WHAT TO DO
Pick out every line that holds the string "true" and copy it.

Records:
··········
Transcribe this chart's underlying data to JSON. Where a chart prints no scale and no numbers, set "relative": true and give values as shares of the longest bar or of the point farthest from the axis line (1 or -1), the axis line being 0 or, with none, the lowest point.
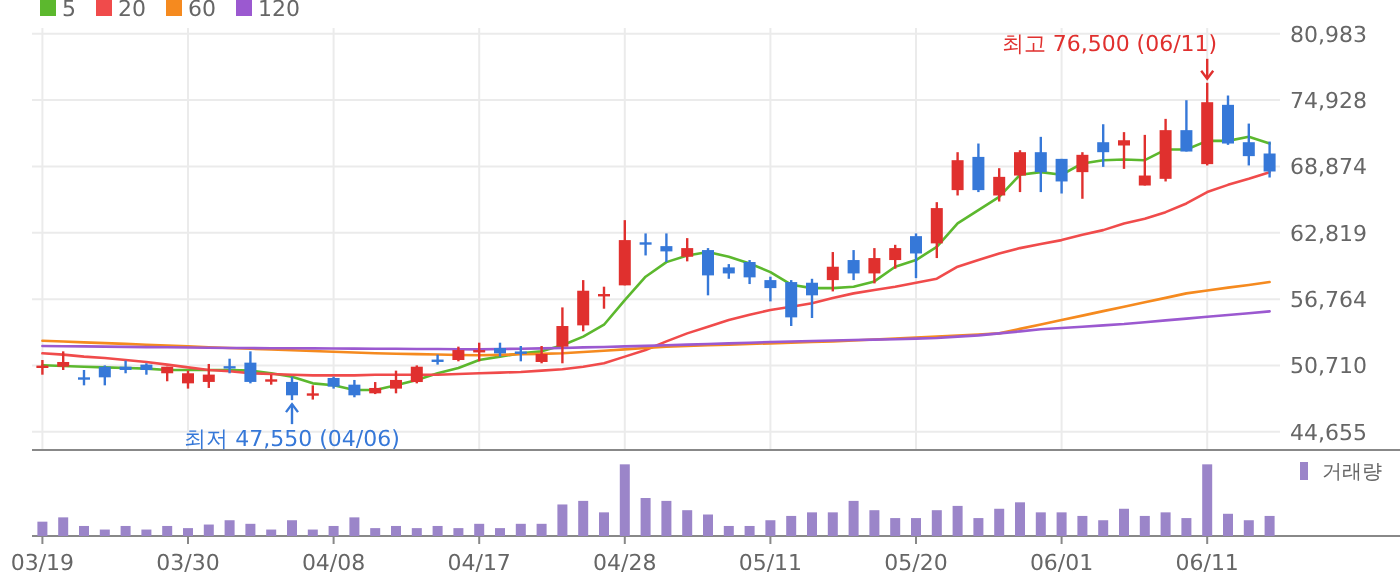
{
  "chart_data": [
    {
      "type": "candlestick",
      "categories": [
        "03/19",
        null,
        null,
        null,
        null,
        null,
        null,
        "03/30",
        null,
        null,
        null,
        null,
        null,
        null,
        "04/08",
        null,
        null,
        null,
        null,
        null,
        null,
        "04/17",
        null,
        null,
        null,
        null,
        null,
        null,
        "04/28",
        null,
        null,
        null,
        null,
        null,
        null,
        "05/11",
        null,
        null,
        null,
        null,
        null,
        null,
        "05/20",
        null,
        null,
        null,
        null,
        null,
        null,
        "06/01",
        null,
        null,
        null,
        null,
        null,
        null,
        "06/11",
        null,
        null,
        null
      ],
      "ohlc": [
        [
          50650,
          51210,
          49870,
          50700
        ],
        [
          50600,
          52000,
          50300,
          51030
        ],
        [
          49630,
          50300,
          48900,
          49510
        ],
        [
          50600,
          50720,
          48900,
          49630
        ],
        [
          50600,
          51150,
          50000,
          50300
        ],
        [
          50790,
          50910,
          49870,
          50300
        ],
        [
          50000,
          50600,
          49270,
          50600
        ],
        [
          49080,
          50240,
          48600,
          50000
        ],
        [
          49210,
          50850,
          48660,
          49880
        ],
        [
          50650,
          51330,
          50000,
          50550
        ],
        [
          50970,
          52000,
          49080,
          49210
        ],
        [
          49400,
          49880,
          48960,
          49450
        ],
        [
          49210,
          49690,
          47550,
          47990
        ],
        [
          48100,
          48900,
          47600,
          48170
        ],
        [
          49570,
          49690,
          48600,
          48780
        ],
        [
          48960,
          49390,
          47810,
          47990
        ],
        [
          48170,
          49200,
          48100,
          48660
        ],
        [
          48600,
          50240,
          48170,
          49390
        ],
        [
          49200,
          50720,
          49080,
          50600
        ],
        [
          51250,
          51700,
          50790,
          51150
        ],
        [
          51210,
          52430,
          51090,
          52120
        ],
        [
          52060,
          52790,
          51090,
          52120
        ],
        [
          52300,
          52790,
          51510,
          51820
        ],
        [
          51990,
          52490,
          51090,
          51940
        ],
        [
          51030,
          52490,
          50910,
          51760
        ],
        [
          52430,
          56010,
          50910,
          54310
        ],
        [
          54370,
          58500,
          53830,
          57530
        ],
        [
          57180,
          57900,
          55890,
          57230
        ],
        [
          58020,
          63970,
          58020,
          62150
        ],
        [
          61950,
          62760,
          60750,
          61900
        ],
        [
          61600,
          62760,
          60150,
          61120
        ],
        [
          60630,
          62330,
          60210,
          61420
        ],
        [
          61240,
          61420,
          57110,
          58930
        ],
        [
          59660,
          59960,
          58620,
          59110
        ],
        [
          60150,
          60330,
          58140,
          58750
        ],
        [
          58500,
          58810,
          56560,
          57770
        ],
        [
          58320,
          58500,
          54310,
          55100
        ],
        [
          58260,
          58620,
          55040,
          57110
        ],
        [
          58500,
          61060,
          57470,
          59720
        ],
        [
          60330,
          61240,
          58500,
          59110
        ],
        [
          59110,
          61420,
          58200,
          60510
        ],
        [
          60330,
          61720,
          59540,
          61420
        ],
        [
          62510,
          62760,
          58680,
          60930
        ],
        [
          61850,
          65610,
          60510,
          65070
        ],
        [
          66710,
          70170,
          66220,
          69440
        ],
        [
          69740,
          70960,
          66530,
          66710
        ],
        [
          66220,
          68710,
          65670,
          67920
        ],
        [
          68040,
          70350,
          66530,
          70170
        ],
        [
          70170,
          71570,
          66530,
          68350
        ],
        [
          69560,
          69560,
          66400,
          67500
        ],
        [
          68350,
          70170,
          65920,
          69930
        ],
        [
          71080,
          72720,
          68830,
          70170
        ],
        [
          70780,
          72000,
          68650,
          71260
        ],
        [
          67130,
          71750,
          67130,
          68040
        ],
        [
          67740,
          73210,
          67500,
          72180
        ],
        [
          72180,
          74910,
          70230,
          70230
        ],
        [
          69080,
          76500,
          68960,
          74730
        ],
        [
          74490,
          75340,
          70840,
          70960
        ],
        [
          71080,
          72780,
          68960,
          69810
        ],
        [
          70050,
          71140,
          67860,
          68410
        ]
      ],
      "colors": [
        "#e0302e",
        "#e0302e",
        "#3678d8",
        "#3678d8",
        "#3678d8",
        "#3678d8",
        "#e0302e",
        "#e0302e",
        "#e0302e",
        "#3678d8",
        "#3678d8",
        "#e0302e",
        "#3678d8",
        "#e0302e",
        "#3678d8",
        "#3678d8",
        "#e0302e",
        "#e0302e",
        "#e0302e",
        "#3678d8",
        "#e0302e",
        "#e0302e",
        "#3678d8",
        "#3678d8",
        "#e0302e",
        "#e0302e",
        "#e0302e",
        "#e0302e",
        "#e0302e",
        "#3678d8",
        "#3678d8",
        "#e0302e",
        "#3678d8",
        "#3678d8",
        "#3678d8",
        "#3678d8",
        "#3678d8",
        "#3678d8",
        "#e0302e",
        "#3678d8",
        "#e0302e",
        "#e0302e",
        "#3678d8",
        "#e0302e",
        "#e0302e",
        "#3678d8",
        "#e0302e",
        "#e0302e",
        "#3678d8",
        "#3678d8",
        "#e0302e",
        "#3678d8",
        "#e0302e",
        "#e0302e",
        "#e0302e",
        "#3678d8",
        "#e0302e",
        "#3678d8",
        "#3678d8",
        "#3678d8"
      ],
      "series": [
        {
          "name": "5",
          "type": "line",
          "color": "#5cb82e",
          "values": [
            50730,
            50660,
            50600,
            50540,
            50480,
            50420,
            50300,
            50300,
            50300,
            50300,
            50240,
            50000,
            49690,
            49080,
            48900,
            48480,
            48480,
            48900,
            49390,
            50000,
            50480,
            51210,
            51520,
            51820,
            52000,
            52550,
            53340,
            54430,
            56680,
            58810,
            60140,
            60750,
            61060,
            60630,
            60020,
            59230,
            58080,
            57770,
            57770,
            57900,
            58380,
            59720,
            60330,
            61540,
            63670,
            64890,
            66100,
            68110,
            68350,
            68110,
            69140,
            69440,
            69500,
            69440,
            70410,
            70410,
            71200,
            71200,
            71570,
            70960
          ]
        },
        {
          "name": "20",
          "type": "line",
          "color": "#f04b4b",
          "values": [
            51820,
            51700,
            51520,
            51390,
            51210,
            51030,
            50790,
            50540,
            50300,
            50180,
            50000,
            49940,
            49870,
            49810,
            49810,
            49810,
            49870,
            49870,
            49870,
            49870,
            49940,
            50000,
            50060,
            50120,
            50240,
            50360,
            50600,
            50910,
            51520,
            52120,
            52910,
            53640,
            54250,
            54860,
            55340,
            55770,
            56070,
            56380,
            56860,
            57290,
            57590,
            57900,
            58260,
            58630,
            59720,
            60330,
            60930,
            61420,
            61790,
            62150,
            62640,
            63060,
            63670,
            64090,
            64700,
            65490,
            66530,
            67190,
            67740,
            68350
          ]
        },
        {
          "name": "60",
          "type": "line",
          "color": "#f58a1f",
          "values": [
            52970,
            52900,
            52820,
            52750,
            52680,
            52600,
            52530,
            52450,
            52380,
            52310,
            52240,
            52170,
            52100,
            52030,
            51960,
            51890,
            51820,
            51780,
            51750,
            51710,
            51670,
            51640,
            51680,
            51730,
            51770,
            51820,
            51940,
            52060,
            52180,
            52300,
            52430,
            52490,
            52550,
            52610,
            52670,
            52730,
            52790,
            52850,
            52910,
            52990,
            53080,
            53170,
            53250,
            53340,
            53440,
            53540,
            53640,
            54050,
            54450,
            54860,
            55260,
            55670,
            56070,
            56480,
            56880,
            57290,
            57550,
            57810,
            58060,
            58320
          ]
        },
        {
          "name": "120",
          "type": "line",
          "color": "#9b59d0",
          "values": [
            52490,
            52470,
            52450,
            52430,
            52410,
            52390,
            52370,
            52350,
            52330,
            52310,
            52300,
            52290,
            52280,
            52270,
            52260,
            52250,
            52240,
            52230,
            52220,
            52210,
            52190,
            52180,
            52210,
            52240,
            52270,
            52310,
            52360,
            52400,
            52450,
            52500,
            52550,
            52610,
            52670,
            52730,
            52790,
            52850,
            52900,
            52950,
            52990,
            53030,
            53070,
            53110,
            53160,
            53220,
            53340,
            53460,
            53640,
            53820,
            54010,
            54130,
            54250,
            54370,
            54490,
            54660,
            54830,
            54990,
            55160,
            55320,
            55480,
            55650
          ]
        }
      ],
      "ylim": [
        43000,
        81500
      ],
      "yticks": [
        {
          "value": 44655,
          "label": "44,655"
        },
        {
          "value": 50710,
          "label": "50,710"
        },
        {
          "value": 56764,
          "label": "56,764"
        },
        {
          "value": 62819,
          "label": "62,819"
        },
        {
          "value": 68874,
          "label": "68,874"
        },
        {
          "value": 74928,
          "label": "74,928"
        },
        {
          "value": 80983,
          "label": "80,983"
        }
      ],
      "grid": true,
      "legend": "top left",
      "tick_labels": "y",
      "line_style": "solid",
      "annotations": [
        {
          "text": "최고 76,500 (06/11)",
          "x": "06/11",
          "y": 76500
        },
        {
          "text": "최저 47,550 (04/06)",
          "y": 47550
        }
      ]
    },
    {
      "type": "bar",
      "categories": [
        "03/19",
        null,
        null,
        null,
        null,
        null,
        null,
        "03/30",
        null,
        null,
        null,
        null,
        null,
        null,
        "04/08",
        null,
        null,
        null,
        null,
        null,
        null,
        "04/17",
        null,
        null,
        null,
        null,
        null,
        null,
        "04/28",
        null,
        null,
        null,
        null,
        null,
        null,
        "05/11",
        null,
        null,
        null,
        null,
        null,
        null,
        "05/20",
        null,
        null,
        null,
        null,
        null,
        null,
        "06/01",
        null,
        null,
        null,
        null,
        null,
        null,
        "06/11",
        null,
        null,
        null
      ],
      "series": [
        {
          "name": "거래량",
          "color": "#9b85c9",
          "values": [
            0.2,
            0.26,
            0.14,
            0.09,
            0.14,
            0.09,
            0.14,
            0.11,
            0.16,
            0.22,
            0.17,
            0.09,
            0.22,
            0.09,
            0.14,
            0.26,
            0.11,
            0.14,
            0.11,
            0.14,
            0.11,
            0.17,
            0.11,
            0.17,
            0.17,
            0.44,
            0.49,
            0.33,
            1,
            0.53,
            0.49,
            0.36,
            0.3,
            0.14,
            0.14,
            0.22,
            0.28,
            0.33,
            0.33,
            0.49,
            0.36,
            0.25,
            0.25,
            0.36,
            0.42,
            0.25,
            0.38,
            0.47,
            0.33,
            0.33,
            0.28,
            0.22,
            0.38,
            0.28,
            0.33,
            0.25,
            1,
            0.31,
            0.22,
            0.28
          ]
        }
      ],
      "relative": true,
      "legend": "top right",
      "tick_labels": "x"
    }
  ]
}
··········
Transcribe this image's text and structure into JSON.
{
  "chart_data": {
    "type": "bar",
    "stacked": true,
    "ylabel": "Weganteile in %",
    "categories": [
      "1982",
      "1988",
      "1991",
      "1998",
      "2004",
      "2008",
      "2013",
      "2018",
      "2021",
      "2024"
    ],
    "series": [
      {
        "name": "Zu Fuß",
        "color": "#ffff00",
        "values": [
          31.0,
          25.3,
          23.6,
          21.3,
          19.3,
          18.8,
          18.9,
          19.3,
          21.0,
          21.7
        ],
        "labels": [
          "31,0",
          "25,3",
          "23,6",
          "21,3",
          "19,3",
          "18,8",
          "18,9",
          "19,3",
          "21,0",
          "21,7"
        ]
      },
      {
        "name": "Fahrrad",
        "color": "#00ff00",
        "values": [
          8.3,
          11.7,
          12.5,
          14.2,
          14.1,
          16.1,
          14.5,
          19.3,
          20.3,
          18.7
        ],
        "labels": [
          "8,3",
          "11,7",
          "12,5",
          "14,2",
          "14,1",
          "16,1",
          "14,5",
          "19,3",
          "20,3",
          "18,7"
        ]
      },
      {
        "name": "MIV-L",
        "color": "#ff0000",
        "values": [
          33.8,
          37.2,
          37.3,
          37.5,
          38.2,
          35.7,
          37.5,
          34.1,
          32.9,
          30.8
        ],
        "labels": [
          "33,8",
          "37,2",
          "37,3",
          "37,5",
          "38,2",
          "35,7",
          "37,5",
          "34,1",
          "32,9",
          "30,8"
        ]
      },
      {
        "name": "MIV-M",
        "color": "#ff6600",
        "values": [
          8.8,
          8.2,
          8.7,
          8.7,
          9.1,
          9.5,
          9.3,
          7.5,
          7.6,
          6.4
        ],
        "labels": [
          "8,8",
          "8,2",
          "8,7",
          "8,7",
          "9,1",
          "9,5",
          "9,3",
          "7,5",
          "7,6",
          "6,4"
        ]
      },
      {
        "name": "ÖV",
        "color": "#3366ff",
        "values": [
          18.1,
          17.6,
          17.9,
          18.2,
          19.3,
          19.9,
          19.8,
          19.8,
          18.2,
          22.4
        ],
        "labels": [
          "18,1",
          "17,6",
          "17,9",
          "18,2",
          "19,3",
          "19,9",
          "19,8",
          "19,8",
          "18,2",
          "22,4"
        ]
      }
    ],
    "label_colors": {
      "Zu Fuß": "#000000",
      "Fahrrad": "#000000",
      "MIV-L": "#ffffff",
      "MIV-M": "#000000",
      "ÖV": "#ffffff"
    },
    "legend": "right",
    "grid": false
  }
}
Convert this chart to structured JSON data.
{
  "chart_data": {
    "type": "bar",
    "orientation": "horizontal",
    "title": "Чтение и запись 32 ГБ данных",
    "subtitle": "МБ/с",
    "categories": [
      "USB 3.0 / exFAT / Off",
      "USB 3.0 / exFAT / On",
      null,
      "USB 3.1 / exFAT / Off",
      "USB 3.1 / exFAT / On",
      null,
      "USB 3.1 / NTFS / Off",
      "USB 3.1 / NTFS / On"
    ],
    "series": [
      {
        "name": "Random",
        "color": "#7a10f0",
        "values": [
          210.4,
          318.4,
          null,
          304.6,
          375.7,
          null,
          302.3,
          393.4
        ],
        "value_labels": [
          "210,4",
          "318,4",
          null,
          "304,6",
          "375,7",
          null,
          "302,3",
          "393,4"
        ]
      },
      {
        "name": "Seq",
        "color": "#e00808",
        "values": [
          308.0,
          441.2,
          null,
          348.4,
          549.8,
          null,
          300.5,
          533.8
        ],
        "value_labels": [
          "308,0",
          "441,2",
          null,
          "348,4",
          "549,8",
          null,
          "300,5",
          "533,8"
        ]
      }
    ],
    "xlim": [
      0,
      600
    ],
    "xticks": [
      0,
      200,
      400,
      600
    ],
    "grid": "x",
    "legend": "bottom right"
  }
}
··········
COMPLETED EXERCISE
Transcribe this chart's underlying data to JSON. Where a chart prints no scale and no numbers, set "relative": true and give values as shares of the longest bar or of the point farthest from the axis line (1 or -1), the axis line being 0 or, with none, the lowest point.
      "grid": true,
      "relative": true,
    "stacked": true,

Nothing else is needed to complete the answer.